(TEXTE SUPPORT)
>>>>

Le 1er mai, douze jours après la tuerie, le premier ministreJustin Trudeau annonce une interdiction fédérale de 1500 marques et modèles d’armes d’assaut de type militaire et de variants de fusils semi-automatiques, incluant le modèle Ruger Mini-14 utilisé par le tueur. (VoirContrôle des armes à feu.)       

Plus tard ce même mois, les familles des victimes lancent un recours collectif contre la succession du tueur, qui est évaluée à 2,1 millions de dollars. Le 4 décembre 2020, la police arrête la conjointe de fait du tueur, Lisa Banfield, ainsi que son frère James et son beau-frère Brian Brewster. Ils sont accusés d’avoir acheté et d’avoir transporté illégalement des munitions, que le tueur a utilisées lors de ses attaques. La police indique clairement que les personnes inculpées ne savaient aucunement que les attaques étaient planifiées. Le 5 février 2021, la poursuite est modifiée pour inclure ces trois personnes, affirmant qu’en fournissant des munitions au tueur de manière illégale, elles ont contribué à préparer les attaques. Un deuxième recours collectif est intenté par les familles des victimes en août 2020 contre la province et contre la GRC, alléguant que ceux-ci n’en ont pas fait assez pour arrêter le tueur.

Critiques de l’intervention de la GRC

Des préoccupations sont soulevées concernant l’intervention de la GRC lors des événements, et la façon dont celle-ci a géré la chasse à l’homme. Après les premiers meurtres et feux de Portapique, la police a supposé à tort que le tireur se suiciderait probablement. Les agents croyaient avoir bloqué la seule route vers l’extérieur de Portapique tard dans la nuit, mais ils ignoraient l’existence d’un chemin de terre près d’un champ de bleuets, que le tireur a utilisé pour quitter le village. Les forces de l’ordre sont également critiquées pour n’avoir utilisé que Twitter pour communiquer avec le public, et ne pas avoir utilisé le système d’urgence En Alerte (souvent utilisé dans les cas d’alertes Amber) pour envoyer une alerte générale au public; ainsi que pour les longs délais dans la communication d’informations souvent inexactes ou incomplètes.

La police défend son intervention, soutenant que la communication avec le public durant les 13 heures tragiques est due à des événements qui se déroulaient rapidement et de manière confuse. Les critiques de nombreux Néo-Écossais et des médias continuent néanmoins d’augmenter. En juillet, plus de 300 personnes tiennent une manifestation au détachement de la GRC de Bible Hill, près de Truro, demandant qu’une enquête sur le traitement de l’affaire par la GRC soit faite.

<<<<

(LIGNES EXTRAITES)
>>>>

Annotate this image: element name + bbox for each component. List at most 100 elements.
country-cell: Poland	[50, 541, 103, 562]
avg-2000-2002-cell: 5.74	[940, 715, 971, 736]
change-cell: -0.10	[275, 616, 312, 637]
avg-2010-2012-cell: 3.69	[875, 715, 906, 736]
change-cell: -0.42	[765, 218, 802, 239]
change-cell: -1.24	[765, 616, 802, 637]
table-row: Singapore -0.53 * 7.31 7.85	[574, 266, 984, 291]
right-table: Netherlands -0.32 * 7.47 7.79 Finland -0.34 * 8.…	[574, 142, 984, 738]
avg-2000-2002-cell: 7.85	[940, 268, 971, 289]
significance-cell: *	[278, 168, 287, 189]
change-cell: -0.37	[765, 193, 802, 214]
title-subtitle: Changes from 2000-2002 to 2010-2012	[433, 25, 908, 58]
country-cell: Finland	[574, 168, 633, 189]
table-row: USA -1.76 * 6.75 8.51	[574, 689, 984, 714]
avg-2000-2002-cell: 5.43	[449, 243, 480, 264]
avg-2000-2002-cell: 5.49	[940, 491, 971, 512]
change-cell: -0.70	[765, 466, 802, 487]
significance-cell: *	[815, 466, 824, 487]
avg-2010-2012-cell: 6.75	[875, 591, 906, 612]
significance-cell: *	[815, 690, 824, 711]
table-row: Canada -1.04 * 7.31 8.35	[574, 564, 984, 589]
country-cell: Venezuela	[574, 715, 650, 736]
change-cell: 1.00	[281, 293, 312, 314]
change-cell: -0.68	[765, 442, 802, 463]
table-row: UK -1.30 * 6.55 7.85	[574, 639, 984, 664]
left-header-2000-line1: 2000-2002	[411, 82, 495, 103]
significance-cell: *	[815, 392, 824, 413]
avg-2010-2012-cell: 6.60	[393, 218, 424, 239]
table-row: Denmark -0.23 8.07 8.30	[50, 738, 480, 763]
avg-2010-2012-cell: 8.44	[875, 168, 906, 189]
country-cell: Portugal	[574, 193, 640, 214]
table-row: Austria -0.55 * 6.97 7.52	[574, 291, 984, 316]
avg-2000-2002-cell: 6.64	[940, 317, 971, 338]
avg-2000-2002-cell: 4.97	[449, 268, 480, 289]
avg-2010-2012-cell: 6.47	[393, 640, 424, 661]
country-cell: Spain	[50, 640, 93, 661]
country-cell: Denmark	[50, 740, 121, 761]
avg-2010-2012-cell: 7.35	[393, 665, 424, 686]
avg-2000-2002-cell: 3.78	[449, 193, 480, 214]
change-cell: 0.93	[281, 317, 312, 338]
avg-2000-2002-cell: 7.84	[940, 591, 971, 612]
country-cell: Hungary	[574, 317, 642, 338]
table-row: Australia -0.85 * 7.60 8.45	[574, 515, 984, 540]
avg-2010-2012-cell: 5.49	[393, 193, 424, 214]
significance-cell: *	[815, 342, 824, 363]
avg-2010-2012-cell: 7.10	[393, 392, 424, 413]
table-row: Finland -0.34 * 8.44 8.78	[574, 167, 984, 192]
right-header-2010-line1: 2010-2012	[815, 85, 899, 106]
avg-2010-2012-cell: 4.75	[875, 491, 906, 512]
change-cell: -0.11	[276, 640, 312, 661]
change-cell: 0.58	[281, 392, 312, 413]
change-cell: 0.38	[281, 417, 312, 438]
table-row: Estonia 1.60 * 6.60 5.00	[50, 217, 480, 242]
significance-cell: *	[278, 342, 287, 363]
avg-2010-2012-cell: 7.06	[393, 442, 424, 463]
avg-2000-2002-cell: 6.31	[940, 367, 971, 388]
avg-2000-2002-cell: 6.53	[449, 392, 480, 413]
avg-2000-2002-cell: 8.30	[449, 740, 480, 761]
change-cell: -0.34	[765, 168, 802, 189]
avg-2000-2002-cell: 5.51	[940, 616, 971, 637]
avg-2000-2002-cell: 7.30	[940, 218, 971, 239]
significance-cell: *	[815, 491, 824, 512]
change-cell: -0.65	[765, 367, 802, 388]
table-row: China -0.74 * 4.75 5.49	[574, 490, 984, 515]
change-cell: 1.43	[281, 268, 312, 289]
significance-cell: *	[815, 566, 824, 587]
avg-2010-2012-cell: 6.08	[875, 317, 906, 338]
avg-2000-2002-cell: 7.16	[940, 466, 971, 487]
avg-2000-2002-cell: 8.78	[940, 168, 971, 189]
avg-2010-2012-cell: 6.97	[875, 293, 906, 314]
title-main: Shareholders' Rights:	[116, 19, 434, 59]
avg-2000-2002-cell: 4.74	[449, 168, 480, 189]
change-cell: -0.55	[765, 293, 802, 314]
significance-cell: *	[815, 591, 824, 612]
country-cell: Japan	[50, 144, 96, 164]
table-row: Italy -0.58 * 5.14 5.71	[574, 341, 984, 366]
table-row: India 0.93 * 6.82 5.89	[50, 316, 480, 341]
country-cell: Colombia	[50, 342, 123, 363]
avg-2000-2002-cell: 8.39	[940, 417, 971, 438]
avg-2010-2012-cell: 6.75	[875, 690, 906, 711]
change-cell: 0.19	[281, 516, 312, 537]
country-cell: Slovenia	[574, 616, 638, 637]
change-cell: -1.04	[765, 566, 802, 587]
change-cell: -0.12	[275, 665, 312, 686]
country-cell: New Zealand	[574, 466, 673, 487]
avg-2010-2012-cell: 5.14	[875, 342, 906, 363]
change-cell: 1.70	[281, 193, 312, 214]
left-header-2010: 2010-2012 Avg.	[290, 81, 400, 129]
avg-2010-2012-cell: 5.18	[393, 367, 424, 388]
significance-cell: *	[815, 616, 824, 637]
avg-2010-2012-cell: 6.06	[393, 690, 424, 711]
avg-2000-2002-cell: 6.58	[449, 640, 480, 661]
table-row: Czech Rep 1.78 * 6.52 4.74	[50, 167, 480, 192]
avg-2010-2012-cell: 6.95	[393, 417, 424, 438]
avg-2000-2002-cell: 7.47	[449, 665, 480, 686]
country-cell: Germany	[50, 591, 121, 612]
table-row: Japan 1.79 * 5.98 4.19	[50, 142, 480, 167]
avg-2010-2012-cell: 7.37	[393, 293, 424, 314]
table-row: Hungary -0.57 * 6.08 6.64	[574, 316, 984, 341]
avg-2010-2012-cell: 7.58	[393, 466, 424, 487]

<<<<

Dans le texte sur la tuerie et l'intervention de la GRC, recopiez mot pour mot le passage commençant par « Critiques de l’intervention » et se poursuivant jusqu'à « inexactes ou incomplètes. ».

(RÉSULTAT OBTENU)
Critiques de l’intervention de la GRC

Des préoccupations sont soulevées concernant l’intervention de la GRC lors des événements, et la façon dont celle-ci a géré la chasse à l’homme. Après les premiers meurtres et feux de Portapique, la police a supposé à tort que le tireur se suiciderait probablement. Les agents croyaient avoir bloqué la seule route vers l’extérieur de Portapique tard dans la nuit, mais ils ignoraient l’existence d’un chemin de terre près d’un champ de bleuets, que le tireur a utilisé pour quitter le village. Les forces de l’ordre sont également critiquées pour n’avoir utilisé que Twitter pour communiquer avec le public, et ne pas avoir utilisé le système d’urgence En Alerte (souvent utilisé dans les cas d’alertes Amber) pour envoyer une alerte générale au public; ainsi que pour les longs délais dans la communication d’informations souvent inexactes ou incomplètes.